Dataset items
——

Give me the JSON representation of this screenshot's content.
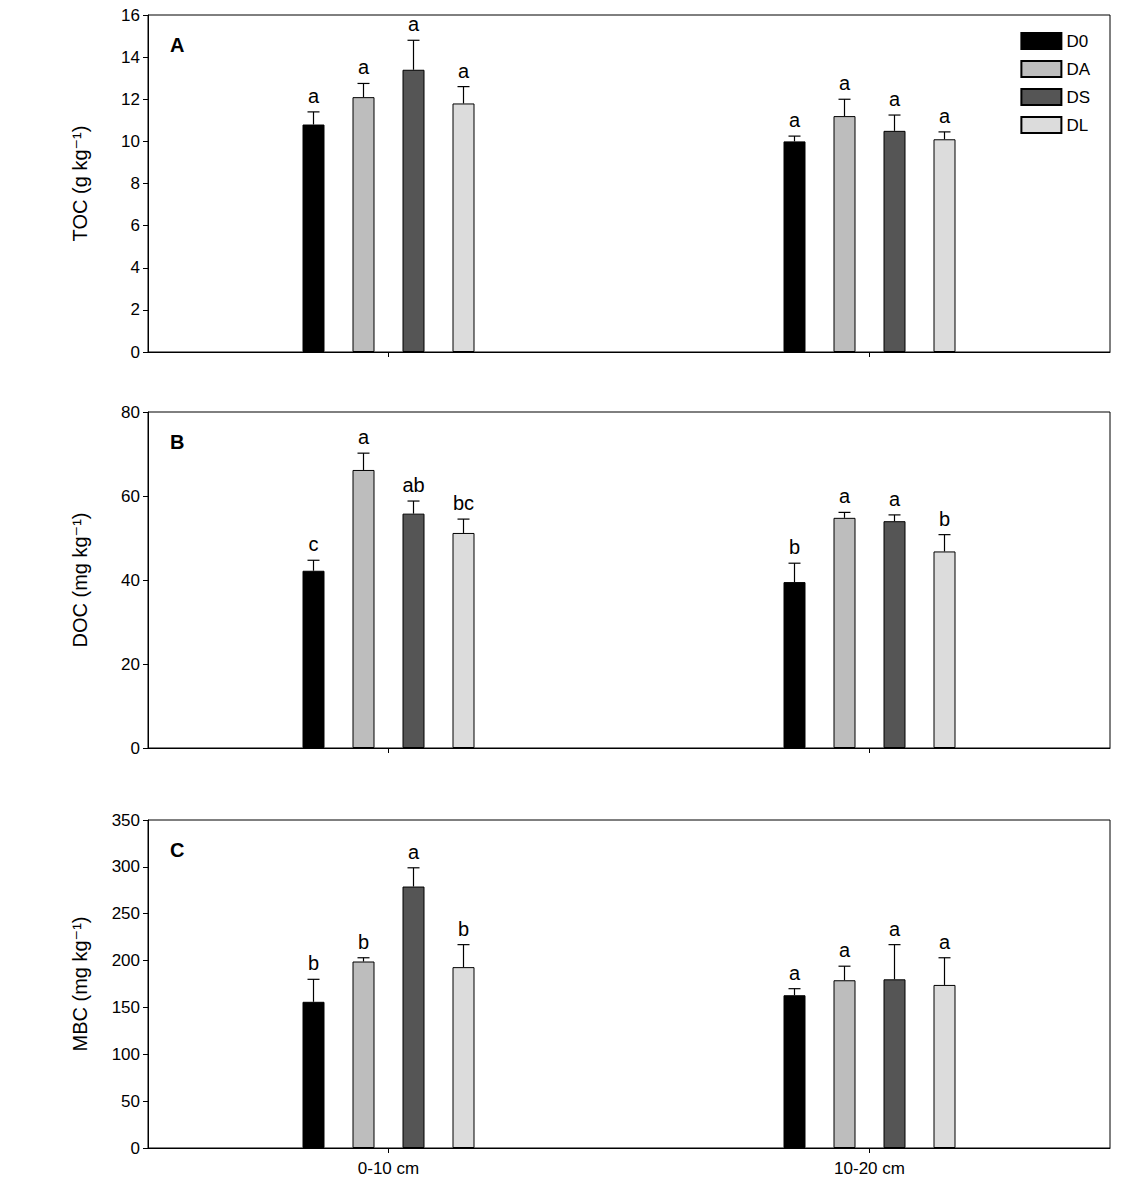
{
  "chart_data": [
    {
      "type": "bar",
      "title": "A",
      "ylabel": "TOC (g kg⁻¹)",
      "categories": [
        "0-10 cm",
        "10-20 cm"
      ],
      "ylim": [
        0,
        16
      ],
      "yticks": [
        0,
        2,
        4,
        6,
        8,
        10,
        12,
        14,
        16
      ],
      "legend": "upper right",
      "tick_labels": "y",
      "series": [
        {
          "name": "D0",
          "color": "#000000",
          "values": [
            10.8,
            10.0
          ],
          "errors": [
            0.6,
            0.25
          ],
          "letters": [
            "a",
            "a"
          ]
        },
        {
          "name": "DA",
          "color": "#bdbdbd",
          "values": [
            12.1,
            11.2
          ],
          "errors": [
            0.65,
            0.8
          ],
          "letters": [
            "a",
            "a"
          ]
        },
        {
          "name": "DS",
          "color": "#555555",
          "values": [
            13.4,
            10.5
          ],
          "errors": [
            1.4,
            0.75
          ],
          "letters": [
            "a",
            "a"
          ]
        },
        {
          "name": "DL",
          "color": "#dcdcdc",
          "values": [
            11.8,
            10.1
          ],
          "errors": [
            0.8,
            0.35
          ],
          "letters": [
            "a",
            "a"
          ]
        }
      ]
    },
    {
      "type": "bar",
      "title": "B",
      "ylabel": "DOC (mg kg⁻¹)",
      "categories": [
        "0-10 cm",
        "10-20 cm"
      ],
      "ylim": [
        0,
        80
      ],
      "yticks": [
        0,
        20,
        40,
        60,
        80
      ],
      "tick_labels": "y",
      "series": [
        {
          "name": "D0",
          "color": "#000000",
          "values": [
            42.2,
            39.5
          ],
          "errors": [
            2.5,
            4.5
          ],
          "letters": [
            "c",
            "b"
          ]
        },
        {
          "name": "DA",
          "color": "#bdbdbd",
          "values": [
            66.2,
            54.8
          ],
          "errors": [
            4.0,
            1.3
          ],
          "letters": [
            "a",
            "a"
          ]
        },
        {
          "name": "DS",
          "color": "#555555",
          "values": [
            55.8,
            54.0
          ],
          "errors": [
            3.0,
            1.5
          ],
          "letters": [
            "ab",
            "a"
          ]
        },
        {
          "name": "DL",
          "color": "#dcdcdc",
          "values": [
            51.2,
            46.8
          ],
          "errors": [
            3.3,
            4.0
          ],
          "letters": [
            "bc",
            "b"
          ]
        }
      ]
    },
    {
      "type": "bar",
      "title": "C",
      "ylabel": "MBC (mg kg⁻¹)",
      "categories": [
        "0-10 cm",
        "10-20 cm"
      ],
      "ylim": [
        0,
        350
      ],
      "yticks": [
        0,
        50,
        100,
        150,
        200,
        250,
        300,
        350
      ],
      "series": [
        {
          "name": "D0",
          "color": "#000000",
          "values": [
            156,
            163
          ],
          "errors": [
            24,
            7
          ],
          "letters": [
            "b",
            "a"
          ]
        },
        {
          "name": "DA",
          "color": "#bdbdbd",
          "values": [
            199,
            179
          ],
          "errors": [
            4,
            15
          ],
          "letters": [
            "b",
            "a"
          ]
        },
        {
          "name": "DS",
          "color": "#555555",
          "values": [
            279,
            180
          ],
          "errors": [
            20,
            37
          ],
          "letters": [
            "a",
            "a"
          ]
        },
        {
          "name": "DL",
          "color": "#dcdcdc",
          "values": [
            193,
            174
          ],
          "errors": [
            24,
            29
          ],
          "letters": [
            "b",
            "a"
          ]
        }
      ]
    }
  ]
}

——

The task:
Each line holding the word "ylabel" counts once; report the total and nothing else.

The result:
3